#### Given records ####
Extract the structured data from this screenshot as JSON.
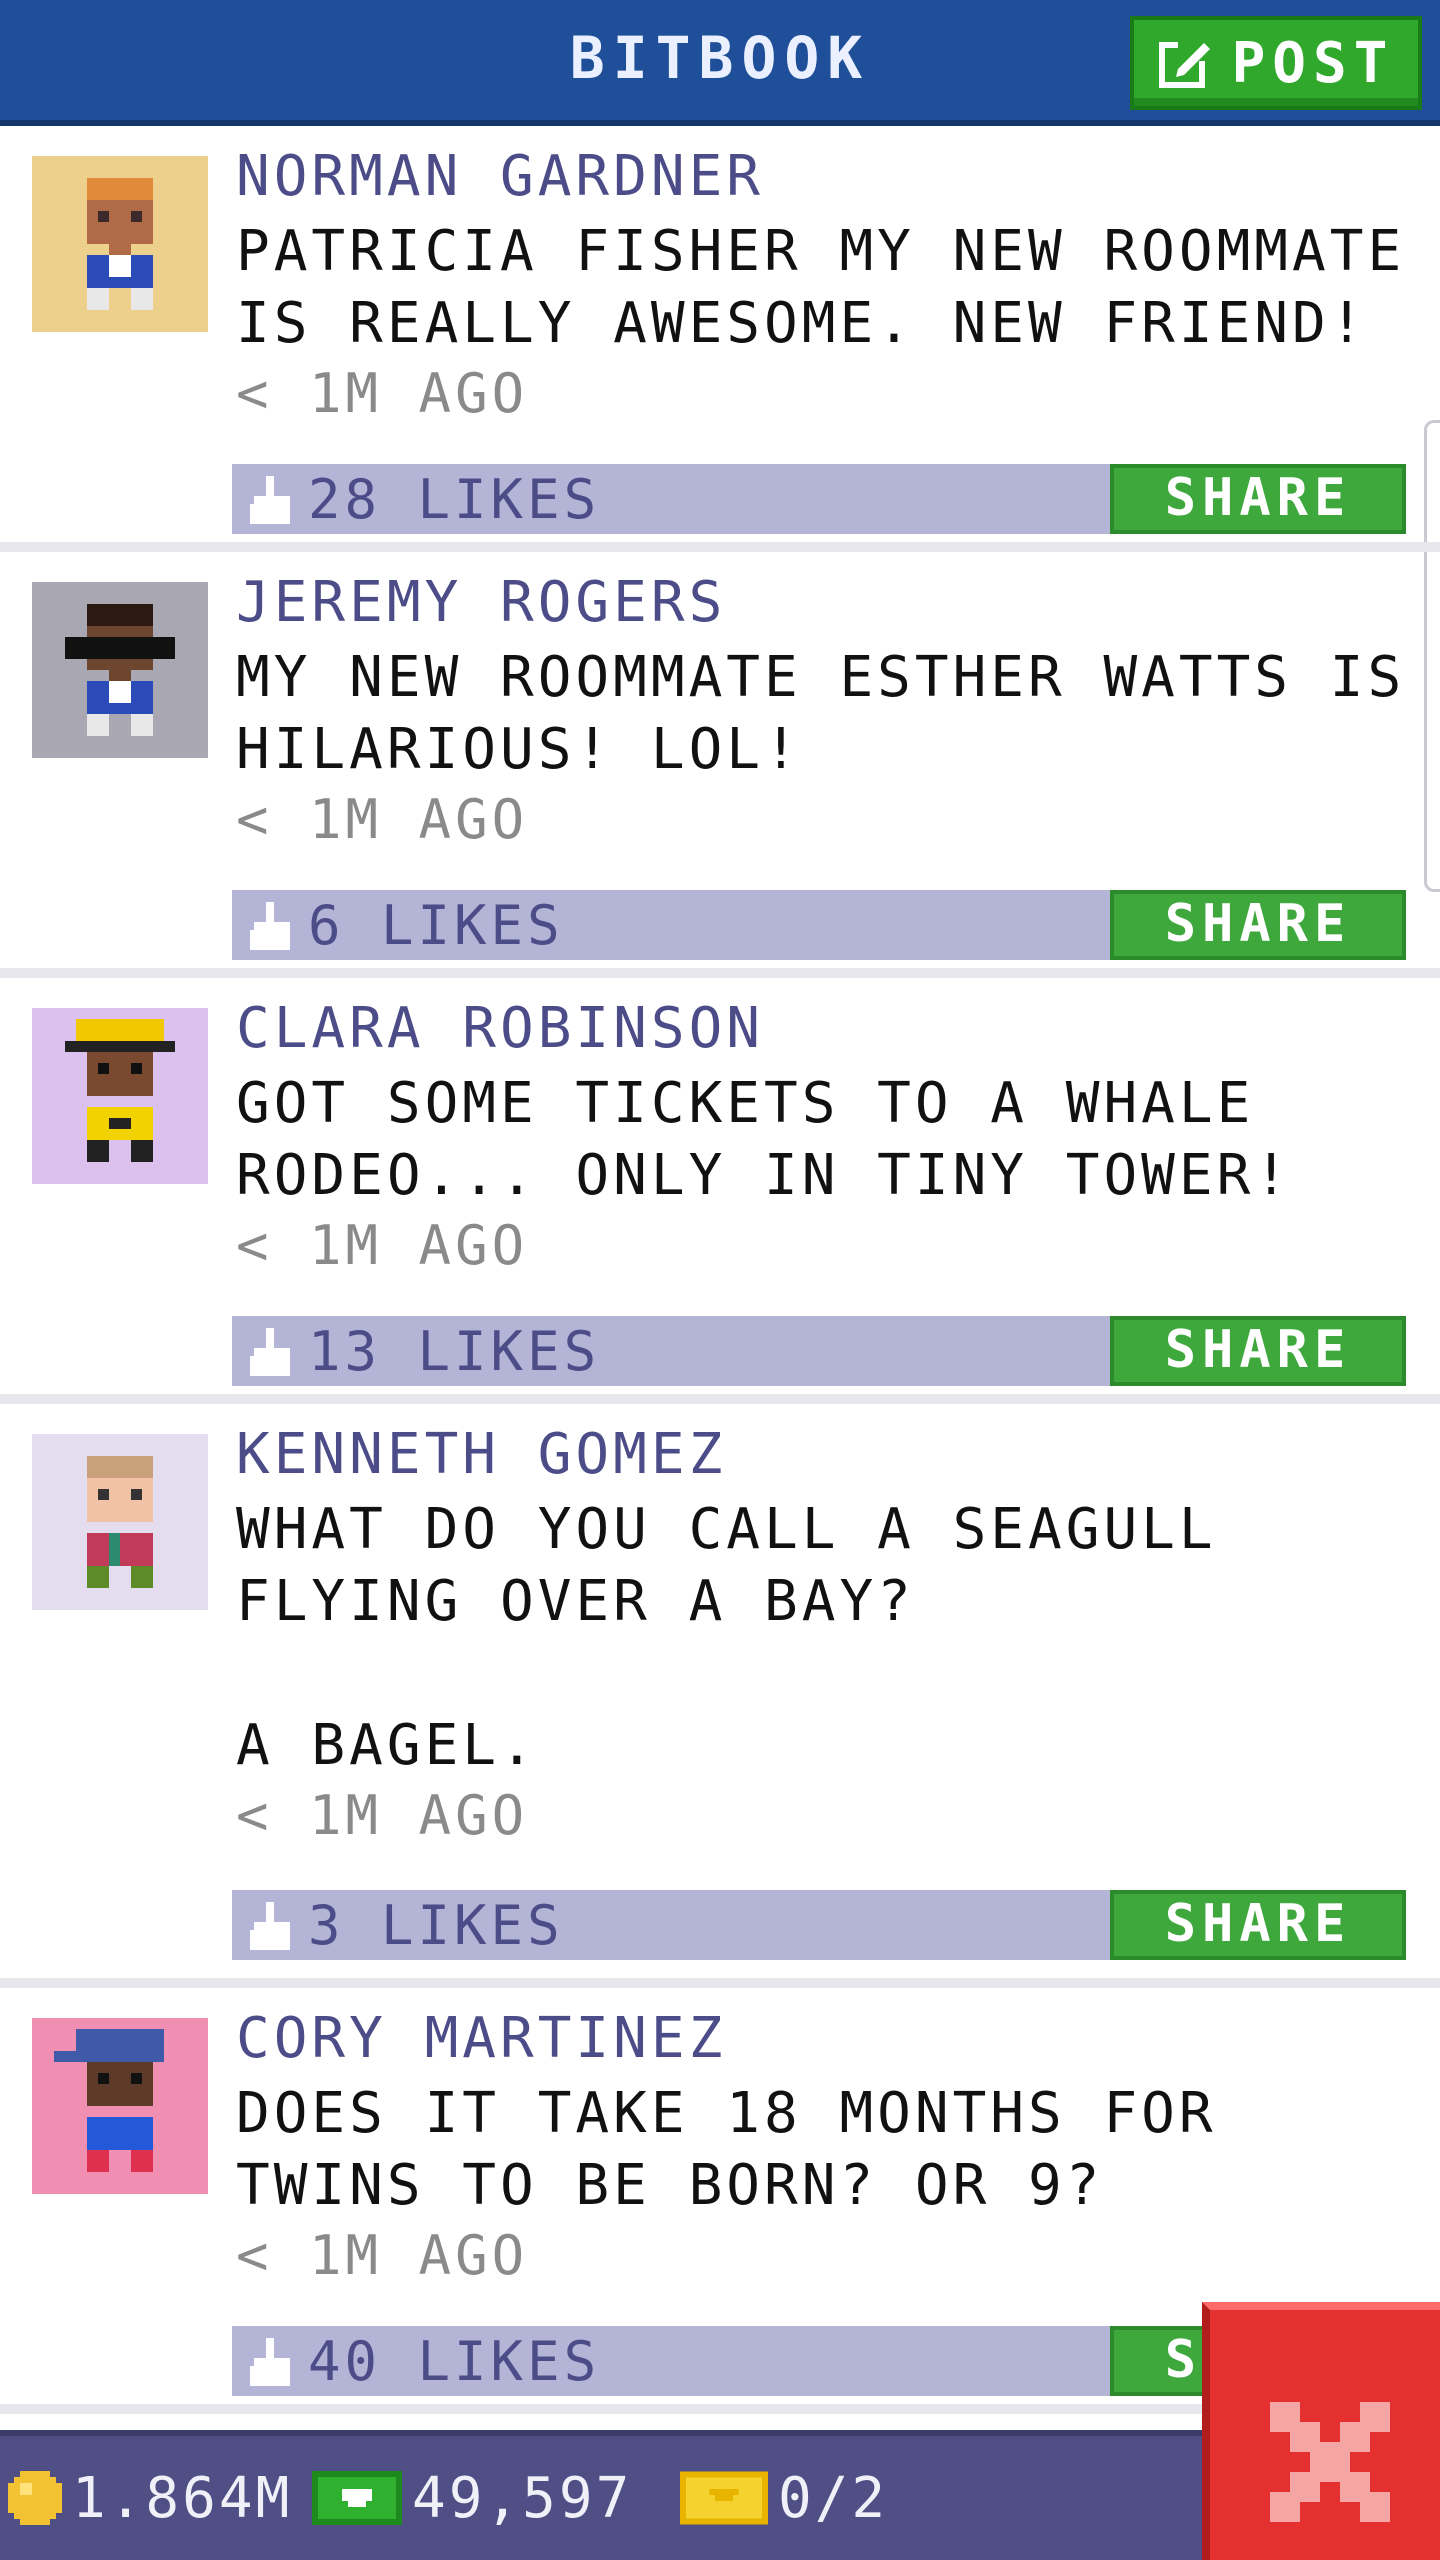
{
  "app": {
    "title": "BITBOOK",
    "post_button_label": "POST",
    "share_label": "SHARE"
  },
  "posts": [
    {
      "name": "NORMAN GARDNER",
      "message": "PATRICIA FISHER MY NEW ROOMMATE IS REALLY AWESOME. NEW FRIEND!",
      "time": "< 1M AGO",
      "likes": "28 LIKES",
      "avatar_bg": "#ecd08c"
    },
    {
      "name": "JEREMY ROGERS",
      "message": "MY NEW ROOMMATE ESTHER WATTS IS HILARIOUS! LOL!",
      "time": "< 1M AGO",
      "likes": "6 LIKES",
      "avatar_bg": "#a9a7b1"
    },
    {
      "name": "CLARA ROBINSON",
      "message": "GOT SOME TICKETS TO A WHALE RODEO... ONLY IN TINY TOWER!",
      "time": "< 1M AGO",
      "likes": "13 LIKES",
      "avatar_bg": "#dcc1ee"
    },
    {
      "name": "KENNETH GOMEZ",
      "message": "WHAT DO YOU CALL A SEAGULL FLYING OVER A BAY?\n\nA BAGEL.",
      "time": "< 1M AGO",
      "likes": "3 LIKES",
      "avatar_bg": "#e4dcef"
    },
    {
      "name": "CORY MARTINEZ",
      "message": "DOES IT TAKE 18 MONTHS FOR TWINS TO BE BORN? OR 9?",
      "time": "< 1M AGO",
      "likes": "40 LIKES",
      "avatar_bg": "#f08fb2"
    }
  ],
  "status_bar": {
    "coins": "1.864M",
    "bux": "49,597",
    "tickets": "0/2"
  },
  "icons": {
    "post": "edit-icon",
    "like": "thumbs-up-icon",
    "coin": "coin-icon",
    "bux": "bux-icon",
    "ticket": "ticket-icon",
    "close": "close-icon"
  },
  "colors": {
    "header": "#1f4f99",
    "accent_green": "#3fa83d",
    "name_text": "#4c4c88",
    "likes_bar": "#b3b4d6",
    "close_red": "#e53030"
  }
}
####
Given task >> Report the number of lines above containing the word "ROOMMATE", with no other text.

Response to this task >> 2